SHORT PROBLEM —
Where a line contains the word "государственной", copy that line.

PROVIDED RECORDS —
=-=-=
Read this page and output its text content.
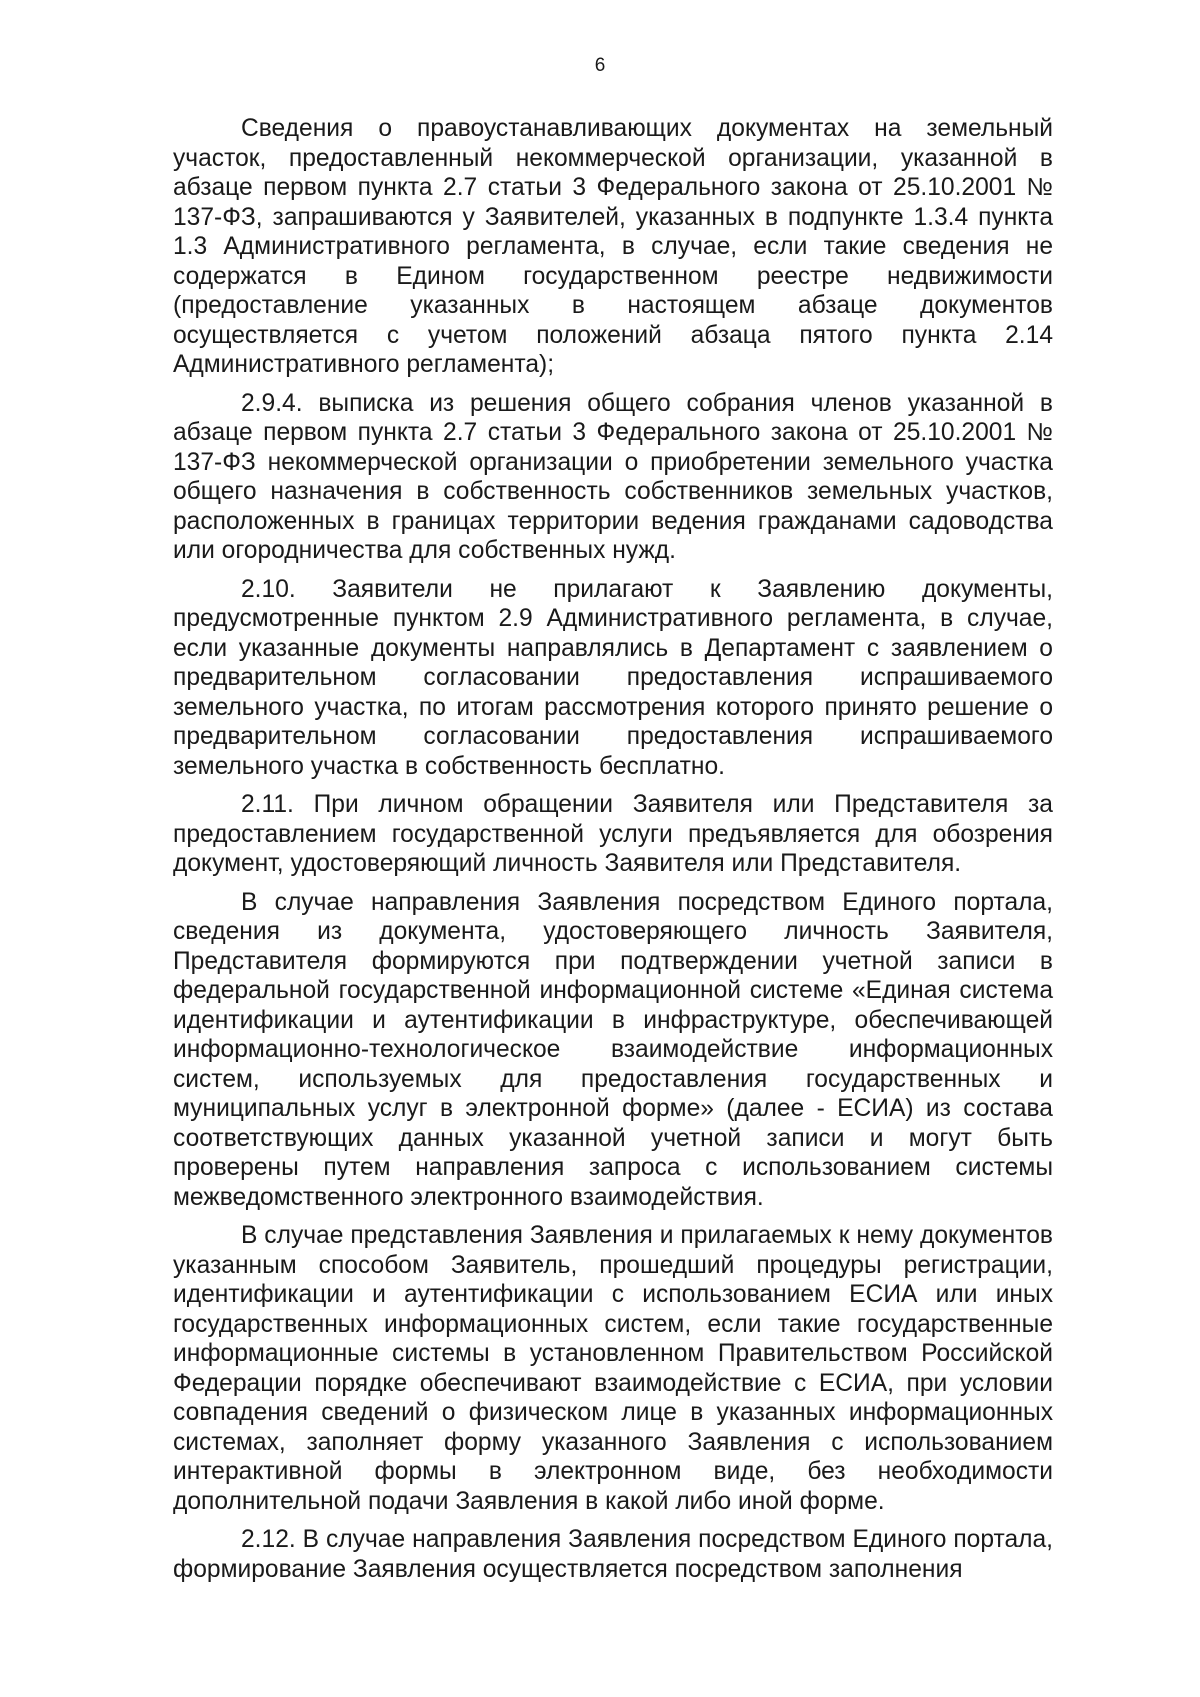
6

Сведения о правоустанавливающих документах на земельный участок, предоставленный некоммерческой организации, указанной в абзаце первом пункта 2.7 статьи 3 Федерального закона от 25.10.2001 № 137-ФЗ, запрашиваются у Заявителей, указанных в подпункте 1.3.4 пункта 1.3 Административного регламента, в случае, если такие сведения не содержатся в Едином государственном реестре недвижимости (предоставление указанных в настоящем абзаце документов осуществляется с учетом положений абзаца пятого пункта 2.14 Административного регламента);

2.9.4. выписка из решения общего собрания членов указанной в абзаце первом пункта 2.7 статьи 3 Федерального закона от 25.10.2001 № 137-ФЗ некоммерческой организации о приобретении земельного участка общего назначения в собственность собственников земельных участков, расположенных в границах территории ведения гражданами садоводства или огородничества для собственных нужд.

2.10. Заявители не прилагают к Заявлению документы, предусмотренные пунктом 2.9 Административного регламента, в случае, если указанные документы направлялись в Департамент с заявлением о предварительном согласовании предоставления испрашиваемого земельного участка, по итогам рассмотрения которого принято решение о предварительном согласовании предоставления испрашиваемого земельного участка в собственность бесплатно.

2.11. При личном обращении Заявителя или Представителя за предоставлением государственной услуги предъявляется для обозрения документ, удостоверяющий личность Заявителя или Представителя.

В случае направления Заявления посредством Единого портала, сведения из документа, удостоверяющего личность Заявителя, Представителя формируются при подтверждении учетной записи в федеральной государственной информационной системе «Единая система идентификации и аутентификации в инфраструктуре, обеспечивающей информационно-технологическое взаимодействие информационных систем, используемых для предоставления государственных и муниципальных услуг в электронной форме» (далее - ЕСИА) из состава соответствующих данных указанной учетной записи и могут быть проверены путем направления запроса с использованием системы межведомственного электронного взаимодействия.

В случае представления Заявления и прилагаемых к нему документов указанным способом Заявитель, прошедший процедуры регистрации, идентификации и аутентификации с использованием ЕСИА или иных государственных информационных систем, если такие государственные информационные системы в установленном Правительством Российской Федерации порядке обеспечивают взаимодействие с ЕСИА, при условии совпадения сведений о физическом лице в указанных информационных системах, заполняет форму указанного Заявления с использованием интерактивной формы в электронном виде, без необходимости дополнительной подачи Заявления в какой либо иной форме.

2.12. В случае направления Заявления посредством Единого портала, формирование Заявления осуществляется посредством заполнения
=-=-=
RESPONSE —
2.11. При личном обращении Заявителя или Представителя за предоставлением государственной услуги предъявляется для обозрения документ, удостоверяющий личность Заявителя или Представителя.
В случае направления Заявления посредством Единого портала, сведения из документа, удостоверяющего личность Заявителя, Представителя формируются при подтверждении учетной записи в федеральной государственной информационной системе «Единая система идентификации и аутентификации в инфраструктуре, обеспечивающей информационно-технологическое взаимодействие информационных систем, используемых для предоставления государственных и муниципальных услуг в электронной форме» (далее - ЕСИА) из состава соответствующих данных указанной учетной записи и могут быть проверены путем направления запроса с использованием системы межведомственного электронного взаимодействия.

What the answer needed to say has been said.